— Problem —
Will you output all of the data below exactly, omitting the images?

-- begin Dataset --

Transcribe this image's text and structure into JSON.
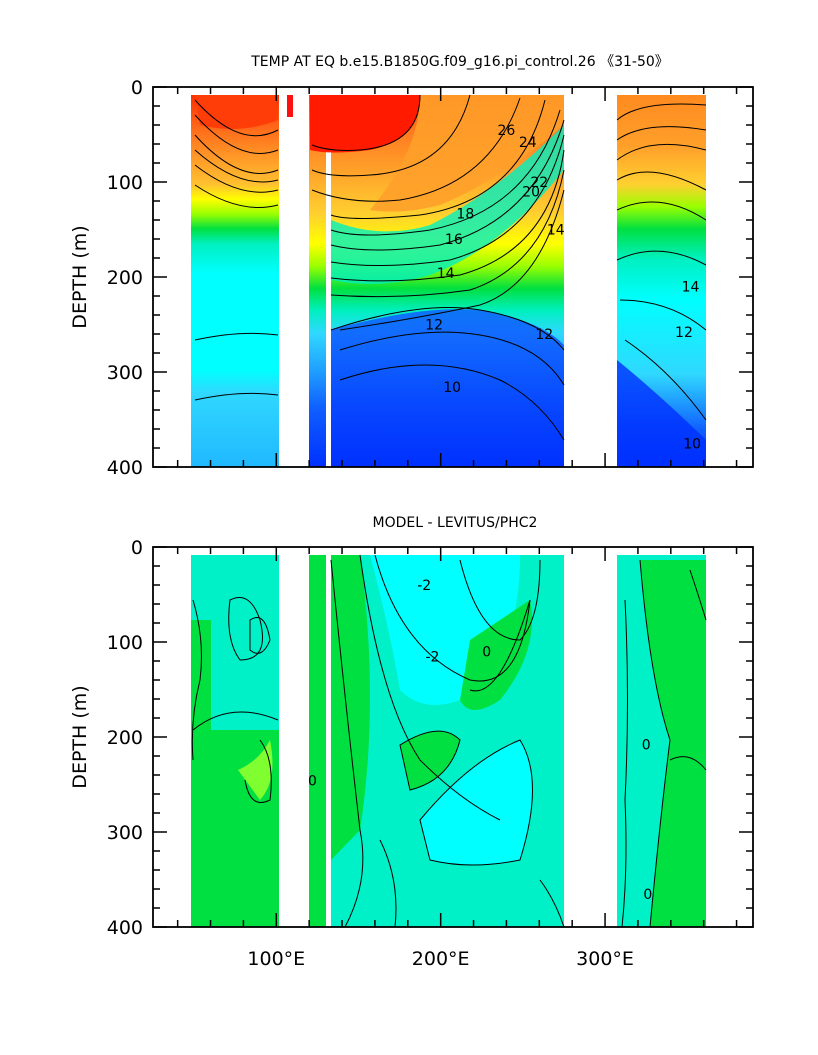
{
  "chart_data": [
    {
      "type": "heatmap",
      "title": "TEMP AT EQ b.e15.B1850G.f09_g16.pi_control.26 《31-50》",
      "ylabel": "DEPTH (m)",
      "xlabel": "",
      "xlim": [
        25,
        390
      ],
      "ylim": [
        400,
        0
      ],
      "y_ticks": [
        0,
        100,
        200,
        300,
        400
      ],
      "x_ticks": [
        100,
        200,
        300
      ],
      "x_tick_labels": [
        "",
        "",
        ""
      ],
      "grid": false,
      "land_gaps_lon": [
        [
          98,
          117
        ],
        [
          120,
          128
        ],
        [
          278,
          313
        ],
        [
          368,
          390
        ],
        [
          25,
          43
        ]
      ],
      "contour_labels": [
        {
          "text": "26",
          "lon": 240,
          "depth": 45
        },
        {
          "text": "24",
          "lon": 253,
          "depth": 58
        },
        {
          "text": "22",
          "lon": 260,
          "depth": 100
        },
        {
          "text": "20",
          "lon": 255,
          "depth": 110
        },
        {
          "text": "18",
          "lon": 215,
          "depth": 133
        },
        {
          "text": "16",
          "lon": 208,
          "depth": 160
        },
        {
          "text": "14",
          "lon": 203,
          "depth": 196
        },
        {
          "text": "12",
          "lon": 196,
          "depth": 250
        },
        {
          "text": "14",
          "lon": 270,
          "depth": 150
        },
        {
          "text": "12",
          "lon": 263,
          "depth": 260
        },
        {
          "text": "10",
          "lon": 207,
          "depth": 316
        },
        {
          "text": "14",
          "lon": 352,
          "depth": 210
        },
        {
          "text": "12",
          "lon": 348,
          "depth": 258
        },
        {
          "text": "10",
          "lon": 353,
          "depth": 375
        }
      ],
      "colors": [
        "#ff3000",
        "#ff6a1a",
        "#ff9a28",
        "#ffc030",
        "#ffff00",
        "#9aff00",
        "#00e040",
        "#00f0c0",
        "#00ffff",
        "#30d8ff",
        "#20a0ff",
        "#1060ff",
        "#0030ff",
        "#2000c0"
      ]
    },
    {
      "type": "heatmap",
      "title": "MODEL - LEVITUS/PHC2",
      "ylabel": "DEPTH (m)",
      "xlabel": "",
      "xlim": [
        25,
        390
      ],
      "ylim": [
        400,
        0
      ],
      "y_ticks": [
        0,
        100,
        200,
        300,
        400
      ],
      "x_ticks": [
        100,
        200,
        300
      ],
      "x_tick_labels": [
        "100°E",
        "200°E",
        "300°E"
      ],
      "grid": false,
      "land_gaps_lon": [
        [
          98,
          106
        ],
        [
          110,
          117
        ],
        [
          120,
          123
        ],
        [
          125,
          128
        ],
        [
          278,
          313
        ],
        [
          368,
          390
        ],
        [
          25,
          43
        ]
      ],
      "contour_labels": [
        {
          "text": "-2",
          "lon": 190,
          "depth": 40
        },
        {
          "text": "-2",
          "lon": 195,
          "depth": 115
        },
        {
          "text": "0",
          "lon": 228,
          "depth": 110
        },
        {
          "text": "0",
          "lon": 122,
          "depth": 246
        },
        {
          "text": "0",
          "lon": 325,
          "depth": 208
        },
        {
          "text": "0",
          "lon": 326,
          "depth": 365
        }
      ],
      "colors": [
        "#00ffff",
        "#00f0c8",
        "#00e040",
        "#80ff30"
      ]
    }
  ]
}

-- end Dataset --

— Completed task —
Transcribe this image's text and structure into JSON.
{
  "chart_data": [
    {
      "type": "heatmap",
      "title": "TEMP AT EQ b.e15.B1850G.f09_g16.pi_control.26 《31-50》",
      "ylabel": "DEPTH (m)",
      "xlabel": "",
      "xlim": [
        25,
        390
      ],
      "ylim": [
        400,
        0
      ],
      "y_ticks": [
        0,
        100,
        200,
        300,
        400
      ],
      "x_ticks": [
        100,
        200,
        300
      ],
      "x_tick_labels": [
        "",
        "",
        ""
      ],
      "grid": false,
      "land_gaps_lon": [
        [
          98,
          117
        ],
        [
          120,
          128
        ],
        [
          278,
          313
        ],
        [
          368,
          390
        ],
        [
          25,
          43
        ]
      ],
      "contour_labels": [
        {
          "text": "26",
          "lon": 240,
          "depth": 45
        },
        {
          "text": "24",
          "lon": 253,
          "depth": 58
        },
        {
          "text": "22",
          "lon": 260,
          "depth": 100
        },
        {
          "text": "20",
          "lon": 255,
          "depth": 110
        },
        {
          "text": "18",
          "lon": 215,
          "depth": 133
        },
        {
          "text": "16",
          "lon": 208,
          "depth": 160
        },
        {
          "text": "14",
          "lon": 203,
          "depth": 196
        },
        {
          "text": "12",
          "lon": 196,
          "depth": 250
        },
        {
          "text": "14",
          "lon": 270,
          "depth": 150
        },
        {
          "text": "12",
          "lon": 263,
          "depth": 260
        },
        {
          "text": "10",
          "lon": 207,
          "depth": 316
        },
        {
          "text": "14",
          "lon": 352,
          "depth": 210
        },
        {
          "text": "12",
          "lon": 348,
          "depth": 258
        },
        {
          "text": "10",
          "lon": 353,
          "depth": 375
        }
      ],
      "colors": [
        "#ff3000",
        "#ff6a1a",
        "#ff9a28",
        "#ffc030",
        "#ffff00",
        "#9aff00",
        "#00e040",
        "#00f0c0",
        "#00ffff",
        "#30d8ff",
        "#20a0ff",
        "#1060ff",
        "#0030ff",
        "#2000c0"
      ]
    },
    {
      "type": "heatmap",
      "title": "MODEL - LEVITUS/PHC2",
      "ylabel": "DEPTH (m)",
      "xlabel": "",
      "xlim": [
        25,
        390
      ],
      "ylim": [
        400,
        0
      ],
      "y_ticks": [
        0,
        100,
        200,
        300,
        400
      ],
      "x_ticks": [
        100,
        200,
        300
      ],
      "x_tick_labels": [
        "100°E",
        "200°E",
        "300°E"
      ],
      "grid": false,
      "land_gaps_lon": [
        [
          98,
          106
        ],
        [
          110,
          117
        ],
        [
          120,
          123
        ],
        [
          125,
          128
        ],
        [
          278,
          313
        ],
        [
          368,
          390
        ],
        [
          25,
          43
        ]
      ],
      "contour_labels": [
        {
          "text": "-2",
          "lon": 190,
          "depth": 40
        },
        {
          "text": "-2",
          "lon": 195,
          "depth": 115
        },
        {
          "text": "0",
          "lon": 228,
          "depth": 110
        },
        {
          "text": "0",
          "lon": 122,
          "depth": 246
        },
        {
          "text": "0",
          "lon": 325,
          "depth": 208
        },
        {
          "text": "0",
          "lon": 326,
          "depth": 365
        }
      ],
      "colors": [
        "#00ffff",
        "#00f0c8",
        "#00e040",
        "#80ff30"
      ]
    }
  ]
}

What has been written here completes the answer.